— Exercise goal —
Reproduce every record below exactly as it appears.

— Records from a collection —
____

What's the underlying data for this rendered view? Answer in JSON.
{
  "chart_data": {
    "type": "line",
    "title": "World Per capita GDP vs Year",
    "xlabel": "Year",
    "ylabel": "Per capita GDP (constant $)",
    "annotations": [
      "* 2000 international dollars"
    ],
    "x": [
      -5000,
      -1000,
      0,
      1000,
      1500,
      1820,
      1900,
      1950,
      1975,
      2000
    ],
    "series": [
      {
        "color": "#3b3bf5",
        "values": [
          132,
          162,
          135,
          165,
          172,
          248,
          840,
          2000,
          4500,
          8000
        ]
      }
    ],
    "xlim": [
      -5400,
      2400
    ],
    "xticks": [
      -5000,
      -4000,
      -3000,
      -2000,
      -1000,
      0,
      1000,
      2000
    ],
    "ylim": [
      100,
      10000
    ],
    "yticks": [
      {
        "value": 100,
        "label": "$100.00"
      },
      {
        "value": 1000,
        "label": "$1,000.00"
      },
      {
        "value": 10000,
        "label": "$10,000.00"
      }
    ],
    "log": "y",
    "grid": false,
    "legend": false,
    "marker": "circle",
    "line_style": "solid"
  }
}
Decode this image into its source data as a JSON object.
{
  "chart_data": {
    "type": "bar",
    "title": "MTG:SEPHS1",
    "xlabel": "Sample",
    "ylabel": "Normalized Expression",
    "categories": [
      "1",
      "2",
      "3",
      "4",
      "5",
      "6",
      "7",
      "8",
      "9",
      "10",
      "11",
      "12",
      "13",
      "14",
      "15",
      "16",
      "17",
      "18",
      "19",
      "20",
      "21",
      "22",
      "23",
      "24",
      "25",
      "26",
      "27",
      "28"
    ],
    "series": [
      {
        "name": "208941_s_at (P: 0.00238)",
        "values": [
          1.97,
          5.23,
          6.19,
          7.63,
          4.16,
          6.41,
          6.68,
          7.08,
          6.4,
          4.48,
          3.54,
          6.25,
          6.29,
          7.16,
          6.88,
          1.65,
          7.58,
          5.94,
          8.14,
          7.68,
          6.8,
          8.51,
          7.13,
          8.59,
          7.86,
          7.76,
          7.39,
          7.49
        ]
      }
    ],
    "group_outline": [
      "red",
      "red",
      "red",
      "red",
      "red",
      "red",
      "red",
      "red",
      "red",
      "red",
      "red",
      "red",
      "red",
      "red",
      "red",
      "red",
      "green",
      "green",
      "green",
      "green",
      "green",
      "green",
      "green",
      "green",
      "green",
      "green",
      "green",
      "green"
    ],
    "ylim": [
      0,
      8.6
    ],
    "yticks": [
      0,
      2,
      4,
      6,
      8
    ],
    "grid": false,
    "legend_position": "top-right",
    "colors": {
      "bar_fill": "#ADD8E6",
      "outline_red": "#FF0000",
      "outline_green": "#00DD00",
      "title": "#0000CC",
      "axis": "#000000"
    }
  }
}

____

— Answer for this exercise —
What's the underlying data for this rendered view? Answer in JSON.
{
  "chart_data": {
    "type": "line",
    "title": "World Per capita GDP vs Year",
    "xlabel": "Year",
    "ylabel": "Per capita GDP (constant $)",
    "annotations": [
      "* 2000 international dollars"
    ],
    "x": [
      -5000,
      -1000,
      0,
      1000,
      1500,
      1820,
      1900,
      1950,
      1975,
      2000
    ],
    "series": [
      {
        "color": "#3b3bf5",
        "values": [
          132,
          162,
          135,
          165,
          172,
          248,
          840,
          2000,
          4500,
          8000
        ]
      }
    ],
    "xlim": [
      -5400,
      2400
    ],
    "xticks": [
      -5000,
      -4000,
      -3000,
      -2000,
      -1000,
      0,
      1000,
      2000
    ],
    "ylim": [
      100,
      10000
    ],
    "yticks": [
      {
        "value": 100,
        "label": "$100.00"
      },
      {
        "value": 1000,
        "label": "$1,000.00"
      },
      {
        "value": 10000,
        "label": "$10,000.00"
      }
    ],
    "log": "y",
    "grid": false,
    "legend": false,
    "marker": "circle",
    "line_style": "solid"
  }
}
Decode this image into its source data as a JSON object.
{
  "chart_data": {
    "type": "bar",
    "title": "MTG:SEPHS1",
    "xlabel": "Sample",
    "ylabel": "Normalized Expression",
    "categories": [
      "1",
      "2",
      "3",
      "4",
      "5",
      "6",
      "7",
      "8",
      "9",
      "10",
      "11",
      "12",
      "13",
      "14",
      "15",
      "16",
      "17",
      "18",
      "19",
      "20",
      "21",
      "22",
      "23",
      "24",
      "25",
      "26",
      "27",
      "28"
    ],
    "series": [
      {
        "name": "208941_s_at (P: 0.00238)",
        "values": [
          1.97,
          5.23,
          6.19,
          7.63,
          4.16,
          6.41,
          6.68,
          7.08,
          6.4,
          4.48,
          3.54,
          6.25,
          6.29,
          7.16,
          6.88,
          1.65,
          7.58,
          5.94,
          8.14,
          7.68,
          6.8,
          8.51,
          7.13,
          8.59,
          7.86,
          7.76,
          7.39,
          7.49
        ]
      }
    ],
    "group_outline": [
      "red",
      "red",
      "red",
      "red",
      "red",
      "red",
      "red",
      "red",
      "red",
      "red",
      "red",
      "red",
      "red",
      "red",
      "red",
      "red",
      "green",
      "green",
      "green",
      "green",
      "green",
      "green",
      "green",
      "green",
      "green",
      "green",
      "green",
      "green"
    ],
    "ylim": [
      0,
      8.6
    ],
    "yticks": [
      0,
      2,
      4,
      6,
      8
    ],
    "grid": false,
    "legend_position": "top-right",
    "colors": {
      "bar_fill": "#ADD8E6",
      "outline_red": "#FF0000",
      "outline_green": "#00DD00",
      "title": "#0000CC",
      "axis": "#000000"
    }
  }
}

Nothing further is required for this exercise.